Extracted records:
** BEGIN **

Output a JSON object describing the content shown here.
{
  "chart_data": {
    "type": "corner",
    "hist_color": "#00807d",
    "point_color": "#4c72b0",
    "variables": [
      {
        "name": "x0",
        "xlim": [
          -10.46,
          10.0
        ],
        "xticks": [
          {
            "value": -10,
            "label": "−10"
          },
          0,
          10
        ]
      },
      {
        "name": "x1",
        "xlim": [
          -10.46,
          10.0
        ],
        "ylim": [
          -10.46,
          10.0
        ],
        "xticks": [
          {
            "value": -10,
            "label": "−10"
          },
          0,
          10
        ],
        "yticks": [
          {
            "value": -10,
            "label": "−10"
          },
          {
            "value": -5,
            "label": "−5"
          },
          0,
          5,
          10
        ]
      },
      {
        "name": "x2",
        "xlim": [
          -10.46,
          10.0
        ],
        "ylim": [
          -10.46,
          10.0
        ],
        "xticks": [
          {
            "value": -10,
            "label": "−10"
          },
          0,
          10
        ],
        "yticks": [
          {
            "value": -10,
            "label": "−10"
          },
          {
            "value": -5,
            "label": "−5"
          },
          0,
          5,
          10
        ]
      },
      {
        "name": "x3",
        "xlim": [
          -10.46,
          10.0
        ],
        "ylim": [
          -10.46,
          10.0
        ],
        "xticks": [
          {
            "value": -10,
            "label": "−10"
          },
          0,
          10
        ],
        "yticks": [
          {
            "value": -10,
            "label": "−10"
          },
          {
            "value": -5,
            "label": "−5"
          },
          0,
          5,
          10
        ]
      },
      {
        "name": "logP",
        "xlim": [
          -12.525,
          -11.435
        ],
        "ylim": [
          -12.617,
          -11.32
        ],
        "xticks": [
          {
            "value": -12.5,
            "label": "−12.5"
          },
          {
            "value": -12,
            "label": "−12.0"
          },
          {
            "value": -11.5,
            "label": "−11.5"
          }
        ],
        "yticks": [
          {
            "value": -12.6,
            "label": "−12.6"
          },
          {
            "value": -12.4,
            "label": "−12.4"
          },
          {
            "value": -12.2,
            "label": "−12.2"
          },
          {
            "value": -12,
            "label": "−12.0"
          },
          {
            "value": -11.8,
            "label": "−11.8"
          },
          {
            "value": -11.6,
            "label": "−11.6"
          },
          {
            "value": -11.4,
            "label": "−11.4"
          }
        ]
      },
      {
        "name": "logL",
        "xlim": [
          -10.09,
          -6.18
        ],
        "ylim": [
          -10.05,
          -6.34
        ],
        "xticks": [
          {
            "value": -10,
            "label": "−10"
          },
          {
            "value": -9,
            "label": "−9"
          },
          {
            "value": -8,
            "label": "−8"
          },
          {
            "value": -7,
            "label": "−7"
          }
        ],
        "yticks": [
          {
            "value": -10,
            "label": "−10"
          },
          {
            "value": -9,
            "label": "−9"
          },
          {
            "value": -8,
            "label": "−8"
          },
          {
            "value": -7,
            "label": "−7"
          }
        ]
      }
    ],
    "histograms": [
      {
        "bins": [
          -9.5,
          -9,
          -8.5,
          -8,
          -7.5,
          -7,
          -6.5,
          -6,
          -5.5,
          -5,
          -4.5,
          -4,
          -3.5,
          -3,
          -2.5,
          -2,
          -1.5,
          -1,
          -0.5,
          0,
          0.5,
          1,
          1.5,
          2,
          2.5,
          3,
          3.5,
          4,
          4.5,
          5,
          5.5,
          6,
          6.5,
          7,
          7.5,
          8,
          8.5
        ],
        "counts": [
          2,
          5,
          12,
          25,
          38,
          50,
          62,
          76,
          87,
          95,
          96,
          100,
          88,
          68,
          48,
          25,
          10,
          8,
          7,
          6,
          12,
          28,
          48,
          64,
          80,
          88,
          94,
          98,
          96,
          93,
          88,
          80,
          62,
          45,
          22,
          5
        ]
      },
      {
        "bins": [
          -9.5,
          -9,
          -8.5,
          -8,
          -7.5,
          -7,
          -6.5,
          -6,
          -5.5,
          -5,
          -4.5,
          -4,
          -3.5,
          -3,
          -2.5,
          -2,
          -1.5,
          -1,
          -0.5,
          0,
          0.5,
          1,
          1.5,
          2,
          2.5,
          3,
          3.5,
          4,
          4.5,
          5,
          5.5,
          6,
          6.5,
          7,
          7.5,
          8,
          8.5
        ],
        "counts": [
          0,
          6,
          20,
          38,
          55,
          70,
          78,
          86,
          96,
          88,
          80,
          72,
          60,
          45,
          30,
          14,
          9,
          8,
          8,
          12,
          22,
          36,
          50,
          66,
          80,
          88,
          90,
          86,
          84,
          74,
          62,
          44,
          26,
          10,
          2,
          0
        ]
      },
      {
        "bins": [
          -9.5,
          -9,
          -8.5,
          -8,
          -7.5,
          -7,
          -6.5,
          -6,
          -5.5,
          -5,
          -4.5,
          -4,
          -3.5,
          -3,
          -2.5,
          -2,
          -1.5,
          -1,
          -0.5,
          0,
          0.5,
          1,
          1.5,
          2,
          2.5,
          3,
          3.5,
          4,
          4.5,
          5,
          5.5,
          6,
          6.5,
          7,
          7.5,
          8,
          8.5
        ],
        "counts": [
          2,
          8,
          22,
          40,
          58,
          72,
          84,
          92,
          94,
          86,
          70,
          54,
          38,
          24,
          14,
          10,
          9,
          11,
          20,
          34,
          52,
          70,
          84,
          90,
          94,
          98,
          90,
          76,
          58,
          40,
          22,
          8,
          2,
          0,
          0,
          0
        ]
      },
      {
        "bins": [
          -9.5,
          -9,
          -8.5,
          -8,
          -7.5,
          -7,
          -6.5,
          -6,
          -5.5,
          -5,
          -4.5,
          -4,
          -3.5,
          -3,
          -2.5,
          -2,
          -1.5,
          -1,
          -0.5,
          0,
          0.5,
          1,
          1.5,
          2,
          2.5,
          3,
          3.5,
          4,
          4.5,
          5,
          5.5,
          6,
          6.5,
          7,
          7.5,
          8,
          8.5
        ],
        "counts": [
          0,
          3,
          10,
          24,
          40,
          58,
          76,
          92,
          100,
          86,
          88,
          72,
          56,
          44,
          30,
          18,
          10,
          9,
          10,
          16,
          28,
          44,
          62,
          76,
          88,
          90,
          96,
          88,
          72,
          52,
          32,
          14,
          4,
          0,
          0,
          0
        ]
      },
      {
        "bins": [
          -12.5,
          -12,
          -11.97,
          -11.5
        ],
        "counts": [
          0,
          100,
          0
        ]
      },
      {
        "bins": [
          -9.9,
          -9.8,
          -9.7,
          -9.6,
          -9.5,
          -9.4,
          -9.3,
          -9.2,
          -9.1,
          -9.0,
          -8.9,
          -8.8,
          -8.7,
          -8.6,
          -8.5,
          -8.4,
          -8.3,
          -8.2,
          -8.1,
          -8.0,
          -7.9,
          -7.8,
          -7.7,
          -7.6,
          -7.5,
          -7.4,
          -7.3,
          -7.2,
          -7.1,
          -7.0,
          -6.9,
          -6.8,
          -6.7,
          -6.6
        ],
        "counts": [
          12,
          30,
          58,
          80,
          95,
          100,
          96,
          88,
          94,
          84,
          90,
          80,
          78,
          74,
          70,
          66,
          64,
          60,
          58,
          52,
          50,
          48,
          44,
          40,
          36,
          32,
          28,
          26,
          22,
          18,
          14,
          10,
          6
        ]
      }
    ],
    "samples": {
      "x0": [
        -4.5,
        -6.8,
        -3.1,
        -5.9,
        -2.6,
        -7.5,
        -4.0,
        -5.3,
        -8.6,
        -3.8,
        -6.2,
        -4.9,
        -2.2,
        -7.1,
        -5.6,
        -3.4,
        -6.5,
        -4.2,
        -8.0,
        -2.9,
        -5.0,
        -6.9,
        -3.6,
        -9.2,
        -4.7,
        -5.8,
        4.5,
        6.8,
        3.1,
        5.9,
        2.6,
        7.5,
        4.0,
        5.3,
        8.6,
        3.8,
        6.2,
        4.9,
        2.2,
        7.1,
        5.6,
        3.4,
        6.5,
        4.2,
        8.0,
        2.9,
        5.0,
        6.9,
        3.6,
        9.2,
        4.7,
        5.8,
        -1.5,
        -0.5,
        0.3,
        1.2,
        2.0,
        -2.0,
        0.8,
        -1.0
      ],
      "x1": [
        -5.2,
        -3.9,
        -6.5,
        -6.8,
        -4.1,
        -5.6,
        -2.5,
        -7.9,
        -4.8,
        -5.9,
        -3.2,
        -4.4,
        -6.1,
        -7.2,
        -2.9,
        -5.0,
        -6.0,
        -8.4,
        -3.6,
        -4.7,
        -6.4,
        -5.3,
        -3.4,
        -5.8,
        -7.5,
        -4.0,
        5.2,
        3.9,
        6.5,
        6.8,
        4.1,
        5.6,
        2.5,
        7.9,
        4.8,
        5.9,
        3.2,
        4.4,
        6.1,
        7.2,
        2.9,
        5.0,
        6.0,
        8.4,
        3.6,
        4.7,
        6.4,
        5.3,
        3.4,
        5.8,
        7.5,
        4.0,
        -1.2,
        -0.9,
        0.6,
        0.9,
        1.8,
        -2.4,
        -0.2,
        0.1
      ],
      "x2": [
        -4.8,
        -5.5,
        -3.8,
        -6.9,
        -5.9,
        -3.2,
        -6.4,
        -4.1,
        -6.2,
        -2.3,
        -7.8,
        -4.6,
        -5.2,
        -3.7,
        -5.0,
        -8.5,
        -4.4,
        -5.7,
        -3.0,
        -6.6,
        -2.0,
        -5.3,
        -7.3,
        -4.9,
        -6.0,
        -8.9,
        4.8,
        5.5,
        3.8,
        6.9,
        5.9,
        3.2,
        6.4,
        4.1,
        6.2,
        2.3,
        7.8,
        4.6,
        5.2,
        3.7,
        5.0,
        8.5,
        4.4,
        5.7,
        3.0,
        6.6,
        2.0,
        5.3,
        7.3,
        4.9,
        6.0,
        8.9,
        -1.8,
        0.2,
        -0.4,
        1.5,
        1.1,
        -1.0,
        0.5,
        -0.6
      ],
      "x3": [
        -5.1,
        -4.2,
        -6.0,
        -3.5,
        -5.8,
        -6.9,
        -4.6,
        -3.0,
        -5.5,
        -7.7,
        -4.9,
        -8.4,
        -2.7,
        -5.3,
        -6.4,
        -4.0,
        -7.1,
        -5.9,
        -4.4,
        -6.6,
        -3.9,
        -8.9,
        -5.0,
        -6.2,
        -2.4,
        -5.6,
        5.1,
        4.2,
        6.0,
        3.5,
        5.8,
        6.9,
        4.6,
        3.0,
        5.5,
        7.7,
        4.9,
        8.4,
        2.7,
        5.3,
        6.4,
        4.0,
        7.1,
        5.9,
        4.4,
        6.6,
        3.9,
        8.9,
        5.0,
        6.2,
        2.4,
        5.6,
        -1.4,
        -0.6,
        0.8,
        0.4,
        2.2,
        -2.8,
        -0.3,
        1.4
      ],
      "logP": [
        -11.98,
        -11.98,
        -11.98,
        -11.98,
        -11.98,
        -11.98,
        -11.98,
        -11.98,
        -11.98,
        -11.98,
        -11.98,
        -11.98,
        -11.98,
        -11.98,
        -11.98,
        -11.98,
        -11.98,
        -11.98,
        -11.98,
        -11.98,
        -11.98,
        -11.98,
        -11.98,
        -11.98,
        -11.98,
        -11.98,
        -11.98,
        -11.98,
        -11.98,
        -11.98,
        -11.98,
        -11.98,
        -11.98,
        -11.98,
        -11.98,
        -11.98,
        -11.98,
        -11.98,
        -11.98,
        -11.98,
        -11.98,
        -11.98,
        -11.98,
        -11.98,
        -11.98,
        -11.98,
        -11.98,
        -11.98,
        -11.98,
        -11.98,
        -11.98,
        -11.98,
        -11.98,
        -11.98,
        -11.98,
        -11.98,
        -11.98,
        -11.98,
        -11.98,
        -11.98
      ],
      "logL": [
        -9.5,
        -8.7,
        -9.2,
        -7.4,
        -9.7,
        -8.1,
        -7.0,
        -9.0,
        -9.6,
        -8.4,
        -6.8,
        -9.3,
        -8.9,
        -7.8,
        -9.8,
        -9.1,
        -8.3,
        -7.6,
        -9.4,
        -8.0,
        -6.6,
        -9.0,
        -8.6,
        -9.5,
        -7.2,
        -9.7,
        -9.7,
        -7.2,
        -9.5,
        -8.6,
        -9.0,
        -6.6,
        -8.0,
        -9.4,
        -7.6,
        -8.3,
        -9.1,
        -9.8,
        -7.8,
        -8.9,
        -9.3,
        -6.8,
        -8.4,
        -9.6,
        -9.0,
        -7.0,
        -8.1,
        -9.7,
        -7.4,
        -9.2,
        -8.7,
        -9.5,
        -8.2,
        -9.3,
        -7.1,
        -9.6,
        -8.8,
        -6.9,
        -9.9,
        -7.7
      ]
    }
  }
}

** END **

- WHAT NEEDS TO BE DONE -
Gather all the lines that include the word "name" and copy them out.

- EXERCISE OUTPUT -
        "name": "x0",
        "name": "x1",
        "name": "x2",
        "name": "x3",
        "name": "logP",
        "name": "logL",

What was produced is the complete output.